The request
The lines to be set down run from the line containing "Decode this image" through the final line of the data below; print them exactly and print nothing else.

Entries supplied
______
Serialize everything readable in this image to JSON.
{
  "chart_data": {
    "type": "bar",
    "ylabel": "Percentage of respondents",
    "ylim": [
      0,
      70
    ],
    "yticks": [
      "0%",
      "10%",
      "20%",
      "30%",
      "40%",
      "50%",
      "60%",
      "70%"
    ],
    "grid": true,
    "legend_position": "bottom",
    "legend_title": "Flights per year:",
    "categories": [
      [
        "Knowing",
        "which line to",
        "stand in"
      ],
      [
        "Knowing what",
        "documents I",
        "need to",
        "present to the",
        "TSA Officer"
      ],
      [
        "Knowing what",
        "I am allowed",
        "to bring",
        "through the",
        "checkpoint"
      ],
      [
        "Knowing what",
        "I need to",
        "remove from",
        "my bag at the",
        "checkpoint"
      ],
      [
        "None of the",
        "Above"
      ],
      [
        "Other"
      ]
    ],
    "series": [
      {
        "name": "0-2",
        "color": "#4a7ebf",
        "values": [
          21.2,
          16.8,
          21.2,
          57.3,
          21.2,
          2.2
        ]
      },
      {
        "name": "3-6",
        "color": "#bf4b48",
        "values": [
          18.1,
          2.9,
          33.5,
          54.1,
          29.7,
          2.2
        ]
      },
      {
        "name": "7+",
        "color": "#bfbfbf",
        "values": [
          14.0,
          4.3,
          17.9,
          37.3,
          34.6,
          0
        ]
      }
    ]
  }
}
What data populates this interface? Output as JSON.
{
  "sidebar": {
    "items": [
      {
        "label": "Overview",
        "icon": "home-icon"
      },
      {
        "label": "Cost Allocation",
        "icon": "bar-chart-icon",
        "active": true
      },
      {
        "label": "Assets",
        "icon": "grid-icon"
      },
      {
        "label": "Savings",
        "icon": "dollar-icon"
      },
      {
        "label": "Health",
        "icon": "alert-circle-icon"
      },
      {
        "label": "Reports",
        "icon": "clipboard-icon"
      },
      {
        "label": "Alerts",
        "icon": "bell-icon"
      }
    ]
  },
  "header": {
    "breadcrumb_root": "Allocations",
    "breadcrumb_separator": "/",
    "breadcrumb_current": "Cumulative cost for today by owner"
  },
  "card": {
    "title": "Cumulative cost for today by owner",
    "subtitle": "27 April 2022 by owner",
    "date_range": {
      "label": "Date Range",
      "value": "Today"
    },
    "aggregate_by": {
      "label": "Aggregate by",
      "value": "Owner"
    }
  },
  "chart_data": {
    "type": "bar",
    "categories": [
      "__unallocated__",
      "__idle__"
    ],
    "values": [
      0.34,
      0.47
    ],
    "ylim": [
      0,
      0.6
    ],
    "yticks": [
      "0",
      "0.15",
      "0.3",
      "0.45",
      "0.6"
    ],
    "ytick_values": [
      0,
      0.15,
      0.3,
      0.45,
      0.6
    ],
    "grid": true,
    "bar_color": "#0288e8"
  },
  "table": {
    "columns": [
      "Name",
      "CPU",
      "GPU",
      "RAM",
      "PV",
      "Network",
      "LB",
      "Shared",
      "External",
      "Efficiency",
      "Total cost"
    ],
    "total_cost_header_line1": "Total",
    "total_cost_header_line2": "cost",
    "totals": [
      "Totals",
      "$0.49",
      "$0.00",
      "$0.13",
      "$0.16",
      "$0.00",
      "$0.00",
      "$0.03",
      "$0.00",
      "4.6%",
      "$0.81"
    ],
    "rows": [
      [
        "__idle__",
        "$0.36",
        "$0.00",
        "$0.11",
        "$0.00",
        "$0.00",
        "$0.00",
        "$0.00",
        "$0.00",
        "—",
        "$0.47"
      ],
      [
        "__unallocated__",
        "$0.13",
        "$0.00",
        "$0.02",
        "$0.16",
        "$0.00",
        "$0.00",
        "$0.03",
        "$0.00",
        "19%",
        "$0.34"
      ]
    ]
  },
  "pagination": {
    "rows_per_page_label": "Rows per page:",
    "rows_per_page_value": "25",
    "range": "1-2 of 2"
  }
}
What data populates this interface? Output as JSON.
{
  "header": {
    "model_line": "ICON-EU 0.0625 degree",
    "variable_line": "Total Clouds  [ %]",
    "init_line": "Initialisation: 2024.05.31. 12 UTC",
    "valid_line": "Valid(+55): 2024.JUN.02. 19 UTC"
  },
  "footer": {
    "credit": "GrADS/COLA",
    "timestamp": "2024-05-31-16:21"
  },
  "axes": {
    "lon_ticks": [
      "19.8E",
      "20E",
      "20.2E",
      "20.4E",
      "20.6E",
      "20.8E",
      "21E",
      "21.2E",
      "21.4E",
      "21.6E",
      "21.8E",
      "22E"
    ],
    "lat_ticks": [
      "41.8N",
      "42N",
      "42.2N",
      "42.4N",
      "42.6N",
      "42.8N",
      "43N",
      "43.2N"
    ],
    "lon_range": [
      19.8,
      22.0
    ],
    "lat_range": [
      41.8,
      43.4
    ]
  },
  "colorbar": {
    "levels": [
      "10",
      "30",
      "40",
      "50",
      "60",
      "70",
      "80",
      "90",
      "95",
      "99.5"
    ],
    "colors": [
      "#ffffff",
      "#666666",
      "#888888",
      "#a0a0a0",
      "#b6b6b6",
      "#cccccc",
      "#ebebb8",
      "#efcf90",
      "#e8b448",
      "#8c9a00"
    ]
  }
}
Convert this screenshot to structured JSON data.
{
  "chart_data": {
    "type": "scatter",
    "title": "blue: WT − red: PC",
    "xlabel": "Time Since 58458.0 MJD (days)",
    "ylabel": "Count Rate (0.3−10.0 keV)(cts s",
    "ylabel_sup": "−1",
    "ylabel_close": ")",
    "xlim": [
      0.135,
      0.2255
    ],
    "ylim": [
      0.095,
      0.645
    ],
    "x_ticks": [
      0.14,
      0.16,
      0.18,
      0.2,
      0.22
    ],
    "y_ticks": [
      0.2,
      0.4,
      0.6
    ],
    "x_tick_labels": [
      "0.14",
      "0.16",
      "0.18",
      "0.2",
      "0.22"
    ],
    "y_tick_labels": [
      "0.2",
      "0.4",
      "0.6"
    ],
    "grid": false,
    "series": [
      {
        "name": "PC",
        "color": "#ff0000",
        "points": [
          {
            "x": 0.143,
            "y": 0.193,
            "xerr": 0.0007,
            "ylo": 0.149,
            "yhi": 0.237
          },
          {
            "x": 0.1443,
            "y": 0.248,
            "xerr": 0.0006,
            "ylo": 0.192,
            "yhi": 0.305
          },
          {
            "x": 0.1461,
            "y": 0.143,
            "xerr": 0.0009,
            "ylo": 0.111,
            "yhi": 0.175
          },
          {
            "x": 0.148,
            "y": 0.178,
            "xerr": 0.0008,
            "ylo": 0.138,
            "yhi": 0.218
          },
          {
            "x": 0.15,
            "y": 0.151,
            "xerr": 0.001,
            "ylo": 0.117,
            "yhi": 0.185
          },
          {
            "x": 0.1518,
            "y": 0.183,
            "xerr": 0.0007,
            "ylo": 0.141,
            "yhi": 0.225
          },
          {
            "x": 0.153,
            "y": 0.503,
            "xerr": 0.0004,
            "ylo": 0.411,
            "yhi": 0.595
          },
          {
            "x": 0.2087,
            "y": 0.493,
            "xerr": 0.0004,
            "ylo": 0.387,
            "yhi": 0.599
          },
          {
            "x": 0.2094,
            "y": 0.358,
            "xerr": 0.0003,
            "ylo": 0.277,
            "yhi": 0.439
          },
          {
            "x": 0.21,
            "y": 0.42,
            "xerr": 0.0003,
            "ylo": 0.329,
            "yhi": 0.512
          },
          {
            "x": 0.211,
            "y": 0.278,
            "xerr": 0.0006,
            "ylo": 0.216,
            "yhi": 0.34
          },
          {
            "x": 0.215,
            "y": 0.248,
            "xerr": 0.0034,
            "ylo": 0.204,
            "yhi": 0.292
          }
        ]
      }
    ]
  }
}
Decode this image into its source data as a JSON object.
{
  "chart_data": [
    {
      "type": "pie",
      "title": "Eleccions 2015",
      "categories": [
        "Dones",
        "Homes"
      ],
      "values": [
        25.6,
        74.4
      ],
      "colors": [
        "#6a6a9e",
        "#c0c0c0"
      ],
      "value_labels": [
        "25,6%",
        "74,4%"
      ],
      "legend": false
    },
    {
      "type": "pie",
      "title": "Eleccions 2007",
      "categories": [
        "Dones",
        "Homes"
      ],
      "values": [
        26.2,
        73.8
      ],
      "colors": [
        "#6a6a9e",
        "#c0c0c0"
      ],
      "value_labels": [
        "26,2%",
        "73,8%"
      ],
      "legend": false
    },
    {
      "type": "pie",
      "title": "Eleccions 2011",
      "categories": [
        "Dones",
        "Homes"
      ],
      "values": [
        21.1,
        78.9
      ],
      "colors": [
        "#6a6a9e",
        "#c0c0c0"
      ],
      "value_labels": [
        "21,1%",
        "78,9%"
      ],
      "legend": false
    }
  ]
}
______
Exercise solution
Decode this image into its source data as a JSON object.
{
  "chart_data": [
    {
      "type": "pie",
      "title": "Eleccions 2015",
      "categories": [
        "Dones",
        "Homes"
      ],
      "values": [
        25.6,
        74.4
      ],
      "colors": [
        "#6a6a9e",
        "#c0c0c0"
      ],
      "value_labels": [
        "25,6%",
        "74,4%"
      ],
      "legend": false
    },
    {
      "type": "pie",
      "title": "Eleccions 2007",
      "categories": [
        "Dones",
        "Homes"
      ],
      "values": [
        26.2,
        73.8
      ],
      "colors": [
        "#6a6a9e",
        "#c0c0c0"
      ],
      "value_labels": [
        "26,2%",
        "73,8%"
      ],
      "legend": false
    },
    {
      "type": "pie",
      "title": "Eleccions 2011",
      "categories": [
        "Dones",
        "Homes"
      ],
      "values": [
        21.1,
        78.9
      ],
      "colors": [
        "#6a6a9e",
        "#c0c0c0"
      ],
      "value_labels": [
        "21,1%",
        "78,9%"
      ],
      "legend": false
    }
  ]
}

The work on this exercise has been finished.